WHAT NEEDS TO BE DONE: Pull out each row below that contains the string "product". Case counts.

##### RECORDED INFORMATION #####

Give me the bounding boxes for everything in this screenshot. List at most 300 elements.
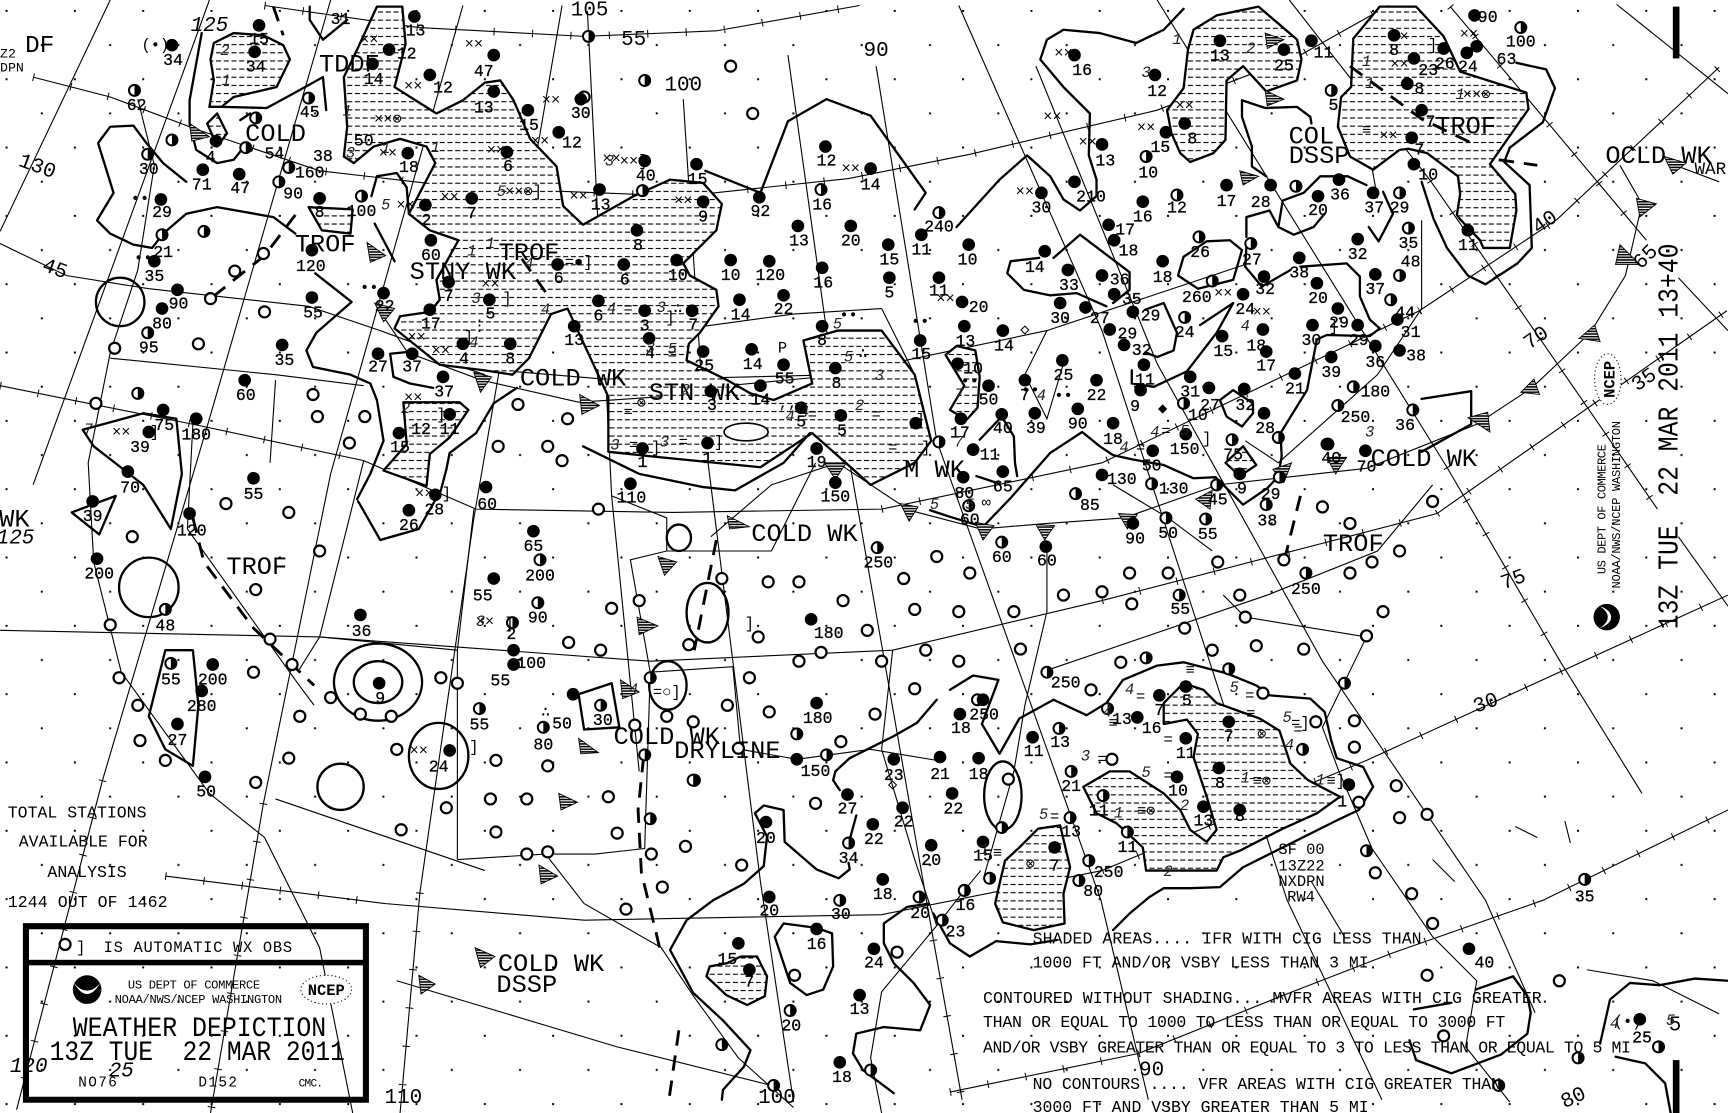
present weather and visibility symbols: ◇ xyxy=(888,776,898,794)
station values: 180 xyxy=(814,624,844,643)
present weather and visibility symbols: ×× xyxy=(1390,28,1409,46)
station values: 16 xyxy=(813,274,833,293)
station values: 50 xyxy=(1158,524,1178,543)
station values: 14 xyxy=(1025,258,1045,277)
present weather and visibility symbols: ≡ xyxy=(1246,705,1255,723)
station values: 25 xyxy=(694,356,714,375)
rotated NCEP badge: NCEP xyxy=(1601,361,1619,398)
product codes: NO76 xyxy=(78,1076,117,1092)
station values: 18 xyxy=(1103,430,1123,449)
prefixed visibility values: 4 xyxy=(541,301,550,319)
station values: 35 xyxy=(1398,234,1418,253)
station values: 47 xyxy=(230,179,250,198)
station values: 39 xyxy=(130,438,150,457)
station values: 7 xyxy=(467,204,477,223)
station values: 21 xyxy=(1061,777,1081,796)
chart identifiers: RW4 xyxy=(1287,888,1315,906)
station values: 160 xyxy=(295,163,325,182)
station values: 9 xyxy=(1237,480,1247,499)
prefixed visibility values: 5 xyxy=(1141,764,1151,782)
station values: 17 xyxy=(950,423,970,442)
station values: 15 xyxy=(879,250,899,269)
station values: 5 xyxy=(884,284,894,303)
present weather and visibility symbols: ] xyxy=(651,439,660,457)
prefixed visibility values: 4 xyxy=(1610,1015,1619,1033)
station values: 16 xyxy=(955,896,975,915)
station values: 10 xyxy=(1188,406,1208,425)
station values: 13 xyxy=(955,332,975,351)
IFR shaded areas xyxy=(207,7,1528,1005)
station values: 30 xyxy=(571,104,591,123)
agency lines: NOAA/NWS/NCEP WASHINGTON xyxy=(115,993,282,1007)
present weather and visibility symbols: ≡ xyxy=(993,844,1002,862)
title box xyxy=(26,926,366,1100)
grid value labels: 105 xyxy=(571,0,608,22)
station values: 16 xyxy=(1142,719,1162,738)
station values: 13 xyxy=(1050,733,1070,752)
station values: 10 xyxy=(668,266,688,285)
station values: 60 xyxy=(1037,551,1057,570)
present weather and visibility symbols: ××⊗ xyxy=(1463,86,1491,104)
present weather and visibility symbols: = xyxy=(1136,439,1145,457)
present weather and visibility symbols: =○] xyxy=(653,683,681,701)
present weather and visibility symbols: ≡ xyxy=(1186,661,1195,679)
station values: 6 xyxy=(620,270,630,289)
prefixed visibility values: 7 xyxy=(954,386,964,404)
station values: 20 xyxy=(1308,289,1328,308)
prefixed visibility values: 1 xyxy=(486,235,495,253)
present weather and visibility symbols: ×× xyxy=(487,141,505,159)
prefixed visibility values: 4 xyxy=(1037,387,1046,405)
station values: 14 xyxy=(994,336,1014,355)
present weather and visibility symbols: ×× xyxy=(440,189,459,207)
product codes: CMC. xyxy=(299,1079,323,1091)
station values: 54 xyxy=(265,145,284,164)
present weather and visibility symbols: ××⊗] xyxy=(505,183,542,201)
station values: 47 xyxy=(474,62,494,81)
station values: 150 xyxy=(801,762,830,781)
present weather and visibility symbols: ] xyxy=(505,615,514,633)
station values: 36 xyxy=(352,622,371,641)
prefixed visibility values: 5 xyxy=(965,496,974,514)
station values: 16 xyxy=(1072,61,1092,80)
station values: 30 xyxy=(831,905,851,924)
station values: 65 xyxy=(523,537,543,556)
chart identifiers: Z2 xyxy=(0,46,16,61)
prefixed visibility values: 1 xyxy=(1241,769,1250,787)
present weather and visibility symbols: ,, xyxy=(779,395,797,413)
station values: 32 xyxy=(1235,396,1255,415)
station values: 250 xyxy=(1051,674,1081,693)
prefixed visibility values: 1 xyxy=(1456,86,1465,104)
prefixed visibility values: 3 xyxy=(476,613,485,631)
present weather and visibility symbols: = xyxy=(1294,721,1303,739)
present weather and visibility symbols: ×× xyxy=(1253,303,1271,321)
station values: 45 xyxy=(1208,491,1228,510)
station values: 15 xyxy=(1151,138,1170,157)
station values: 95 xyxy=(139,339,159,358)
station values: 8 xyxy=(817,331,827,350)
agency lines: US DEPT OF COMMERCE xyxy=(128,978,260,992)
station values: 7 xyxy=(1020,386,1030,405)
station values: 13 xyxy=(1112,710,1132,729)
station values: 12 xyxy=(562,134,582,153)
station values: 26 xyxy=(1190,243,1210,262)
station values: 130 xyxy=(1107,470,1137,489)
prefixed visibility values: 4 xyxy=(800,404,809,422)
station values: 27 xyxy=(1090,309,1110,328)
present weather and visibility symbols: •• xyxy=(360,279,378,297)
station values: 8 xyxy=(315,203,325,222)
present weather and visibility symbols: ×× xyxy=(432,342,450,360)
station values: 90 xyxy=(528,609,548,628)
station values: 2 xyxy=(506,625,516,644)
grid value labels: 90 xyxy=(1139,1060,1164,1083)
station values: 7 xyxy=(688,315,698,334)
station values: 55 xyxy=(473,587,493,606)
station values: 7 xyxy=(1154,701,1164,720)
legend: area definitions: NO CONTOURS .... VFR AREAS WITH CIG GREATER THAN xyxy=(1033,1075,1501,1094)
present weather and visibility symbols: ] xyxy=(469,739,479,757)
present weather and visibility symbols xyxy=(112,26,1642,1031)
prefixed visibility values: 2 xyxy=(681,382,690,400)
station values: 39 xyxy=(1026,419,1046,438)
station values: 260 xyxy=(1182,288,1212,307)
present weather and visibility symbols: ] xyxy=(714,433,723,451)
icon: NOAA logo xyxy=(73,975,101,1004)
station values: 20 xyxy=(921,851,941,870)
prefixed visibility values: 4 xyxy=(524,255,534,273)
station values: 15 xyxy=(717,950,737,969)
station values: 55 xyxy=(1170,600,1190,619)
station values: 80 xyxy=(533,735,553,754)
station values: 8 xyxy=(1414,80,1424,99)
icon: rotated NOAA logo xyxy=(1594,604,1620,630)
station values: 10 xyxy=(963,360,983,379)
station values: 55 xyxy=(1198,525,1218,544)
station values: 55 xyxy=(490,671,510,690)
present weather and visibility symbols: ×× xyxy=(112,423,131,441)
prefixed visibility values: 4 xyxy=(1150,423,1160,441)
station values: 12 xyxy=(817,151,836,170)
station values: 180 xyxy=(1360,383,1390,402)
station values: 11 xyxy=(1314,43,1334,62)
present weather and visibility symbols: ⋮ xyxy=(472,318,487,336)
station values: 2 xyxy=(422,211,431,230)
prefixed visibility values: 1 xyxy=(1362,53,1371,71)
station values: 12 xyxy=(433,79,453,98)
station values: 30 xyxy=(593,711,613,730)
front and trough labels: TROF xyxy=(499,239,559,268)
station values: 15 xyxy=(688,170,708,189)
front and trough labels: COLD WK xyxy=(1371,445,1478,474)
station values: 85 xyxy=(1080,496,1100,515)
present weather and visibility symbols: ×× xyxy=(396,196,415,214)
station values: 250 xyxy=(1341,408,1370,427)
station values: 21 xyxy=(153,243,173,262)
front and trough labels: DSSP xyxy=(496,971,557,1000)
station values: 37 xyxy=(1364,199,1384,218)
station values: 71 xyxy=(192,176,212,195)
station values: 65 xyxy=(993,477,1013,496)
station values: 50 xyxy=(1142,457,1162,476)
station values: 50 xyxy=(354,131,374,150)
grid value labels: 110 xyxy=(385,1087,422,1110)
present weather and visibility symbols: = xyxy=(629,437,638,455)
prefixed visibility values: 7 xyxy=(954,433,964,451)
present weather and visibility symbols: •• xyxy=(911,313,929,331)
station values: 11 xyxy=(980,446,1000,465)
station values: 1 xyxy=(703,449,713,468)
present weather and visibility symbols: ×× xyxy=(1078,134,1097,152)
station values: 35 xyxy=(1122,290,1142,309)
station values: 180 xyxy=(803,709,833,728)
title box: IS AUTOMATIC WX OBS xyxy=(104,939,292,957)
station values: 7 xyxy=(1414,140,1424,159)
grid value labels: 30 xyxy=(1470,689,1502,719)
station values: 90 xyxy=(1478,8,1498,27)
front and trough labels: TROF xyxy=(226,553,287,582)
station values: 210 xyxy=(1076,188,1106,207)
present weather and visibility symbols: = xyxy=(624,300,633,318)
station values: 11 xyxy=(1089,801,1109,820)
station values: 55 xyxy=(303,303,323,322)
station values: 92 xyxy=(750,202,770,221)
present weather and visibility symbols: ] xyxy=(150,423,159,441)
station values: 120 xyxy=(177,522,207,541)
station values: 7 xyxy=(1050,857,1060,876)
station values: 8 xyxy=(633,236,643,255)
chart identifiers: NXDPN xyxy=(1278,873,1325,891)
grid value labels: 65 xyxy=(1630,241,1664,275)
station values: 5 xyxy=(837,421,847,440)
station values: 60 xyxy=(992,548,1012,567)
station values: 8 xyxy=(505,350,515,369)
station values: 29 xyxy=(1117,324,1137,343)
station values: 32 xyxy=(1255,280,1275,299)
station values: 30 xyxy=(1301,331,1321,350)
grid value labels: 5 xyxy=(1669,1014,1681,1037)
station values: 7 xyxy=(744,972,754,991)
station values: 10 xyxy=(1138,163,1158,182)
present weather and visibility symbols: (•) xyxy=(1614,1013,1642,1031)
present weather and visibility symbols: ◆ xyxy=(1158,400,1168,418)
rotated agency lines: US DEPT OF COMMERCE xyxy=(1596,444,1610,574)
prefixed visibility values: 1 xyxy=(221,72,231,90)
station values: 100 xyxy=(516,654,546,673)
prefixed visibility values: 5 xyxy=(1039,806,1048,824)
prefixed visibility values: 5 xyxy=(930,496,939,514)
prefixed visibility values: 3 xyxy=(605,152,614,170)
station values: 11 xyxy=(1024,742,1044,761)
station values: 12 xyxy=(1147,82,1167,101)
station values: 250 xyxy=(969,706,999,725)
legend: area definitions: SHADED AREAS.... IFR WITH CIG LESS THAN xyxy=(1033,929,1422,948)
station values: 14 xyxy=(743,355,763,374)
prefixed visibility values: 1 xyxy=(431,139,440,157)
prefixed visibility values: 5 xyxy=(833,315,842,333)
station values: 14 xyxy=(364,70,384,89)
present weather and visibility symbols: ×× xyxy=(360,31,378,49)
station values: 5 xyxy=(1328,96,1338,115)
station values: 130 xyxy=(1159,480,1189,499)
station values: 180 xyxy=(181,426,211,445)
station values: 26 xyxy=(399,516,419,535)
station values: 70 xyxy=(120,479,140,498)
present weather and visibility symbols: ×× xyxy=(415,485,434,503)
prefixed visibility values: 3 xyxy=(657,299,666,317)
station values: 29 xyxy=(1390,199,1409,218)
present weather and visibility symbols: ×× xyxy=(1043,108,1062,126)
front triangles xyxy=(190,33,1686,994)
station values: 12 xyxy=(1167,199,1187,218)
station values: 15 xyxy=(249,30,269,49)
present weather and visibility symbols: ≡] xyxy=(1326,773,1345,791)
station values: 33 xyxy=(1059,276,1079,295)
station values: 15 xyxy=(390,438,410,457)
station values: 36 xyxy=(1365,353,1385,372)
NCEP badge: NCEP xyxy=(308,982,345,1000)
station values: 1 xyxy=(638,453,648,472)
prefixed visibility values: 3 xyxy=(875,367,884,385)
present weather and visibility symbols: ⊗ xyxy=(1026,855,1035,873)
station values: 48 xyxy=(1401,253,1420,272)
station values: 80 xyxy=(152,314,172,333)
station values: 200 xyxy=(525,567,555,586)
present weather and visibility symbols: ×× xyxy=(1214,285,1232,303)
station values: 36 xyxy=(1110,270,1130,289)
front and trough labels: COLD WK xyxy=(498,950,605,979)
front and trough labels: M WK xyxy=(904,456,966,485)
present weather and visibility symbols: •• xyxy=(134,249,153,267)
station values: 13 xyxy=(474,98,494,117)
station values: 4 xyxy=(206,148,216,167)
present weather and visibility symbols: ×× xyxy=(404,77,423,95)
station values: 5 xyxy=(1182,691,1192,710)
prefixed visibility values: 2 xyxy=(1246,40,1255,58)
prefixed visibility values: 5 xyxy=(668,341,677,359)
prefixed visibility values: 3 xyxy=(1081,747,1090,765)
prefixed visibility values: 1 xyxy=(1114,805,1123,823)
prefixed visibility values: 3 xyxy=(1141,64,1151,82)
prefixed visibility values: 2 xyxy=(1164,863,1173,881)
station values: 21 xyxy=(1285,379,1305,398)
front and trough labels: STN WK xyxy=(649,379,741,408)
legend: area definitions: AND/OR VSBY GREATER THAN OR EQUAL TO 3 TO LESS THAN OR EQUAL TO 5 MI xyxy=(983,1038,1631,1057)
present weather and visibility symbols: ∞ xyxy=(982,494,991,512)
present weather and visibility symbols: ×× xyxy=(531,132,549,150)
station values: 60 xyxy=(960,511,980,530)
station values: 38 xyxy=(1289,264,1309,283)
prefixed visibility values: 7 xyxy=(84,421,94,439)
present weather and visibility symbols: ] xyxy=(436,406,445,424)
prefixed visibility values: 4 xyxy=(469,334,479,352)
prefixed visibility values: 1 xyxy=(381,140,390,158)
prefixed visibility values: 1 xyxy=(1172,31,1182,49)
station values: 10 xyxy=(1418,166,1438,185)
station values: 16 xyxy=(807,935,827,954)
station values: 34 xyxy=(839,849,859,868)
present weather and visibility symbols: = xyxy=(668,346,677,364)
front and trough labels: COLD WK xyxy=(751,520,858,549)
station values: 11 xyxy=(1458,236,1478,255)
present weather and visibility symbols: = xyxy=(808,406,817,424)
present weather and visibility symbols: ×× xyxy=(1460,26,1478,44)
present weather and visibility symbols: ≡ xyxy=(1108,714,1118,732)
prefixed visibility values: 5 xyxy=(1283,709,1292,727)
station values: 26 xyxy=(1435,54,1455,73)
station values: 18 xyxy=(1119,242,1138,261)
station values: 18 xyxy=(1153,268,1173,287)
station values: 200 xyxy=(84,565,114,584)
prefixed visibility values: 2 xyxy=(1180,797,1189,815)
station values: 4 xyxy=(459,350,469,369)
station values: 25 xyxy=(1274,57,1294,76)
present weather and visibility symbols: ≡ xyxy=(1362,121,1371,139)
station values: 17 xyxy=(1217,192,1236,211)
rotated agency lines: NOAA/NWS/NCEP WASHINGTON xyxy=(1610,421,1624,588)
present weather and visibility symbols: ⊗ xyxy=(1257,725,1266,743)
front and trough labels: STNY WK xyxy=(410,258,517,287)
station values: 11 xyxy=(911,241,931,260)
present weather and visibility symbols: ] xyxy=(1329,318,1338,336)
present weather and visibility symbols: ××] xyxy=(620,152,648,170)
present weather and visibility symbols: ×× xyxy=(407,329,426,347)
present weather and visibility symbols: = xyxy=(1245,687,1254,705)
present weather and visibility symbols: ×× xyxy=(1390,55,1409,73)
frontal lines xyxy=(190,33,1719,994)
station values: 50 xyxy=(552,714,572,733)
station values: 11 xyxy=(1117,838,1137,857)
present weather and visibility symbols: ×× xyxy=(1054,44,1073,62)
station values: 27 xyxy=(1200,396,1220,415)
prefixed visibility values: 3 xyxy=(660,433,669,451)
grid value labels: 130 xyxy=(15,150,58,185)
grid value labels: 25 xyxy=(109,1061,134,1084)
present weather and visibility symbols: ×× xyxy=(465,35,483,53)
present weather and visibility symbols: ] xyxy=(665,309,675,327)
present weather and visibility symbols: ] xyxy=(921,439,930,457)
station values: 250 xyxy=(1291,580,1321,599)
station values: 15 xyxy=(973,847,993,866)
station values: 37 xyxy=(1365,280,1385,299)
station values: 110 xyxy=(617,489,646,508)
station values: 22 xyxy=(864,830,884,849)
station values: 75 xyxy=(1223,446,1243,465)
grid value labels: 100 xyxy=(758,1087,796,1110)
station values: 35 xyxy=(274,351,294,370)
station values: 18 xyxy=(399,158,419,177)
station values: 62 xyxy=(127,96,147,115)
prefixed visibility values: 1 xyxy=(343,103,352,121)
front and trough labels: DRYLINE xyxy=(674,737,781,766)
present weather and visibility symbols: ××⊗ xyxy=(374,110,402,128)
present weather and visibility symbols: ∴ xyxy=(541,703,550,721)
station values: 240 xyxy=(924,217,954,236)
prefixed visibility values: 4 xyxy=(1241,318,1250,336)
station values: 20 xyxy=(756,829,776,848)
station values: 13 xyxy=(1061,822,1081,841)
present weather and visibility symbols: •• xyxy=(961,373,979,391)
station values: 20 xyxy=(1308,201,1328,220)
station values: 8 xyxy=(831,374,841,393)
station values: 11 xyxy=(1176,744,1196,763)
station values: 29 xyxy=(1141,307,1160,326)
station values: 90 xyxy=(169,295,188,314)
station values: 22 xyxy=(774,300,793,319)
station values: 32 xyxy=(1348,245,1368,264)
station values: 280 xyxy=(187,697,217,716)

#####

TASK RESULT:
product codes: NO76 xyxy=(78,1076,117,1092)
product codes: CMC. xyxy=(299,1079,323,1091)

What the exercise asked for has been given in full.